▶ _Problem statement_
Your task is to copy a single run of lines that starts at the line with "Enumerate this screenshot's" and stops at the line with "Parse this screenshot: output", keeping both ends. Copy nothing else.

[begin Entries supplied]

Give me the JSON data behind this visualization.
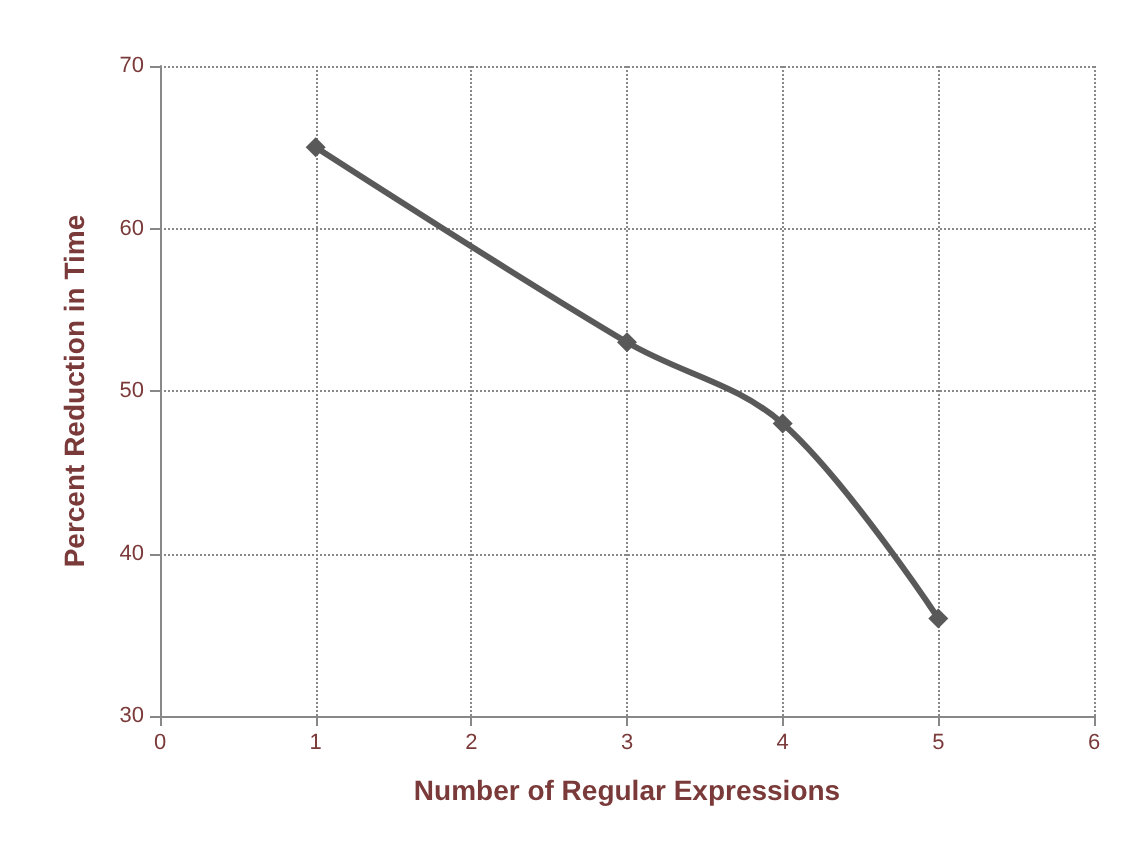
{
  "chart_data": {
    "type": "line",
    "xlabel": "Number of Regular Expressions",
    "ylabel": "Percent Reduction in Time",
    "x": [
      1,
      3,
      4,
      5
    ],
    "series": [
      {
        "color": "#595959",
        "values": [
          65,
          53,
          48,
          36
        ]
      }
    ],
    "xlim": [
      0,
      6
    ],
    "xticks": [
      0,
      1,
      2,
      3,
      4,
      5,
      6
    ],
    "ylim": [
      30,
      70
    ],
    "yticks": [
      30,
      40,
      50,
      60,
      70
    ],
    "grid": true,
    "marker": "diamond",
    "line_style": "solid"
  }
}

[end Entries supplied]
[begin Entries supplied]

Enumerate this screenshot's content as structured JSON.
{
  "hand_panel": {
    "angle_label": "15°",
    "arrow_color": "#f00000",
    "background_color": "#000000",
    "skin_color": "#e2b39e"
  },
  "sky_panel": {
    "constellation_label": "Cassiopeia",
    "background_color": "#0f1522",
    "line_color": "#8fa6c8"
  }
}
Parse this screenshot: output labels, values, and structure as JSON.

[end Entries supplied]

▶ _The completed task_
Enumerate this screenshot's content as structured JSON.
{
  "hand_panel": {
    "angle_label": "15°",
    "arrow_color": "#f00000",
    "background_color": "#000000",
    "skin_color": "#e2b39e"
  },
  "sky_panel": {
    "constellation_label": "Cassiopeia",
    "background_color": "#0f1522",
    "line_color": "#8fa6c8"
  }
}
Parse this screenshot: output labels, values, and structure as JSON.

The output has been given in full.